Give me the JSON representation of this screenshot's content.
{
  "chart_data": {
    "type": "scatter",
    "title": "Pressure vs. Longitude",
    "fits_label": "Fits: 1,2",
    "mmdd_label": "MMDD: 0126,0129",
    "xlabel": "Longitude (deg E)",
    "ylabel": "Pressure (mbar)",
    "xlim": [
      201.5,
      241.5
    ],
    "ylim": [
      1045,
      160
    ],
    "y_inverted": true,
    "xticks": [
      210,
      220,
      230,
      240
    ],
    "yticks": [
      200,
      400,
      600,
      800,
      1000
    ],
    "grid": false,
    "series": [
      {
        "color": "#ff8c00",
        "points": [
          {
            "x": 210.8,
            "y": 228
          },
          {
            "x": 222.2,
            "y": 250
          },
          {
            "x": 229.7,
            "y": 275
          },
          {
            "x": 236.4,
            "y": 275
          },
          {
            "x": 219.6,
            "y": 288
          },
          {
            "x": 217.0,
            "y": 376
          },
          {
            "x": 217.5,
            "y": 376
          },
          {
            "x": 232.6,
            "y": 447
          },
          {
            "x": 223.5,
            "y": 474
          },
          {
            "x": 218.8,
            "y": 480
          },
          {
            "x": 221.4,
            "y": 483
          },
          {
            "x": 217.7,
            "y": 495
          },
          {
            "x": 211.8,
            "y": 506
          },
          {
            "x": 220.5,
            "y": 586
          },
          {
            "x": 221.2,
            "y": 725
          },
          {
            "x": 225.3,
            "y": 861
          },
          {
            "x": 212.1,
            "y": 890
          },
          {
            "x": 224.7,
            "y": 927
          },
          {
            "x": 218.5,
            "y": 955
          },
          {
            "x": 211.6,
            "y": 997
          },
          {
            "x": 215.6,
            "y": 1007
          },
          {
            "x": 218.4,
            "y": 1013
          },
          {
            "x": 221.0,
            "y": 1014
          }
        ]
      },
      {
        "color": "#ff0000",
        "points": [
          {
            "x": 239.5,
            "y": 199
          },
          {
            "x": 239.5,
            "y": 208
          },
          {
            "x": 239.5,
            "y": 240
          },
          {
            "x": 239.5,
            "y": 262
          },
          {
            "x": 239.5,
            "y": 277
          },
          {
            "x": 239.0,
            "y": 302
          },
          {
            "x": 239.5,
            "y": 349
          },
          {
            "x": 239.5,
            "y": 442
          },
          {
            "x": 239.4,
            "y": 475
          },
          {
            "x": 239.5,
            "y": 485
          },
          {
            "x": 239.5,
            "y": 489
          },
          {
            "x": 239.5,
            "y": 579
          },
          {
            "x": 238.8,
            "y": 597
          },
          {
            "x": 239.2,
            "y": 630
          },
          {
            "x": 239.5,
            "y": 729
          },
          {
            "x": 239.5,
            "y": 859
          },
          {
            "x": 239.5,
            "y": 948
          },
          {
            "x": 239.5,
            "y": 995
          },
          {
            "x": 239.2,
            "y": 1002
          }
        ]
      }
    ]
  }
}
= = = = =
* [What the task asks]: From the listing above, extract all records word for word.

* [Answer for this exercise]:
Give me the JSON representation of this screenshot's content.
{
  "chart_data": {
    "type": "scatter",
    "title": "Pressure vs. Longitude",
    "fits_label": "Fits: 1,2",
    "mmdd_label": "MMDD: 0126,0129",
    "xlabel": "Longitude (deg E)",
    "ylabel": "Pressure (mbar)",
    "xlim": [
      201.5,
      241.5
    ],
    "ylim": [
      1045,
      160
    ],
    "y_inverted": true,
    "xticks": [
      210,
      220,
      230,
      240
    ],
    "yticks": [
      200,
      400,
      600,
      800,
      1000
    ],
    "grid": false,
    "series": [
      {
        "color": "#ff8c00",
        "points": [
          {
            "x": 210.8,
            "y": 228
          },
          {
            "x": 222.2,
            "y": 250
          },
          {
            "x": 229.7,
            "y": 275
          },
          {
            "x": 236.4,
            "y": 275
          },
          {
            "x": 219.6,
            "y": 288
          },
          {
            "x": 217.0,
            "y": 376
          },
          {
            "x": 217.5,
            "y": 376
          },
          {
            "x": 232.6,
            "y": 447
          },
          {
            "x": 223.5,
            "y": 474
          },
          {
            "x": 218.8,
            "y": 480
          },
          {
            "x": 221.4,
            "y": 483
          },
          {
            "x": 217.7,
            "y": 495
          },
          {
            "x": 211.8,
            "y": 506
          },
          {
            "x": 220.5,
            "y": 586
          },
          {
            "x": 221.2,
            "y": 725
          },
          {
            "x": 225.3,
            "y": 861
          },
          {
            "x": 212.1,
            "y": 890
          },
          {
            "x": 224.7,
            "y": 927
          },
          {
            "x": 218.5,
            "y": 955
          },
          {
            "x": 211.6,
            "y": 997
          },
          {
            "x": 215.6,
            "y": 1007
          },
          {
            "x": 218.4,
            "y": 1013
          },
          {
            "x": 221.0,
            "y": 1014
          }
        ]
      },
      {
        "color": "#ff0000",
        "points": [
          {
            "x": 239.5,
            "y": 199
          },
          {
            "x": 239.5,
            "y": 208
          },
          {
            "x": 239.5,
            "y": 240
          },
          {
            "x": 239.5,
            "y": 262
          },
          {
            "x": 239.5,
            "y": 277
          },
          {
            "x": 239.0,
            "y": 302
          },
          {
            "x": 239.5,
            "y": 349
          },
          {
            "x": 239.5,
            "y": 442
          },
          {
            "x": 239.4,
            "y": 475
          },
          {
            "x": 239.5,
            "y": 485
          },
          {
            "x": 239.5,
            "y": 489
          },
          {
            "x": 239.5,
            "y": 579
          },
          {
            "x": 238.8,
            "y": 597
          },
          {
            "x": 239.2,
            "y": 630
          },
          {
            "x": 239.5,
            "y": 729
          },
          {
            "x": 239.5,
            "y": 859
          },
          {
            "x": 239.5,
            "y": 948
          },
          {
            "x": 239.5,
            "y": 995
          },
          {
            "x": 239.2,
            "y": 1002
          }
        ]
      }
    ]
  }
}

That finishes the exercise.